* Goal of the exercise
Go through the material below and copy each line where the word "入会案内" appears.

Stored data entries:
□ □ □ □ □

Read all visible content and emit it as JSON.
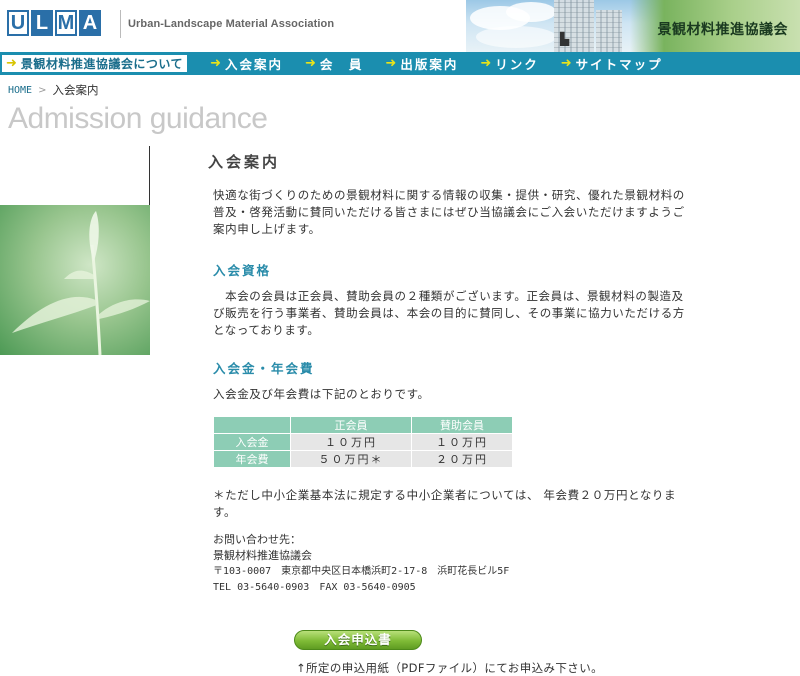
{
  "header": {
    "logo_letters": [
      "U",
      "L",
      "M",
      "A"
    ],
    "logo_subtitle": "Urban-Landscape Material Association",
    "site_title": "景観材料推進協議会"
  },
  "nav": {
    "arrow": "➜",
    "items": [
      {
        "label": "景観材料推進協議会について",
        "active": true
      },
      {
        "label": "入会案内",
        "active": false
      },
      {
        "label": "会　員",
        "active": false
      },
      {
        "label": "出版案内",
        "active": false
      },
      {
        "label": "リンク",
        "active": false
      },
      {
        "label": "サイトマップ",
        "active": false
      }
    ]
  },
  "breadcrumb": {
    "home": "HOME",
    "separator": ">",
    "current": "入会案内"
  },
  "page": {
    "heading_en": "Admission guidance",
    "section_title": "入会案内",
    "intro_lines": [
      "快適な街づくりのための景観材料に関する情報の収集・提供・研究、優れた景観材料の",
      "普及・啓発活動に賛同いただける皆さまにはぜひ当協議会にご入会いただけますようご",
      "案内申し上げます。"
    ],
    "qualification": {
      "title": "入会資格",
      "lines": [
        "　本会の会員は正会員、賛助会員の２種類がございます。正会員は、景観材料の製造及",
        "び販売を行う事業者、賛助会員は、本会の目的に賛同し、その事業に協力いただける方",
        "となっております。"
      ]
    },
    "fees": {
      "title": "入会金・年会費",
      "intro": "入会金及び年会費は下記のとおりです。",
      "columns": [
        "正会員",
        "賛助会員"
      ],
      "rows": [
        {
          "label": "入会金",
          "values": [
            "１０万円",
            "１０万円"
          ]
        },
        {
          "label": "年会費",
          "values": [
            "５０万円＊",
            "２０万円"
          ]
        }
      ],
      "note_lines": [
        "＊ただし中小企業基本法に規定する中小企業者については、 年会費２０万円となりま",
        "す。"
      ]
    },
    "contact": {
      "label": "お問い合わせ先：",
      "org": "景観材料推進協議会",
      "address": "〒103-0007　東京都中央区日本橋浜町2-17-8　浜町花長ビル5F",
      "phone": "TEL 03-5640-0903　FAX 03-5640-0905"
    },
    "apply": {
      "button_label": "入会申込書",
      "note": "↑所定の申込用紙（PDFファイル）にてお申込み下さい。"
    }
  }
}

□ □ □ □ □

* Solution for this problem
        "label": "入会案内",
    "current": "入会案内"
    "section_title": "入会案内",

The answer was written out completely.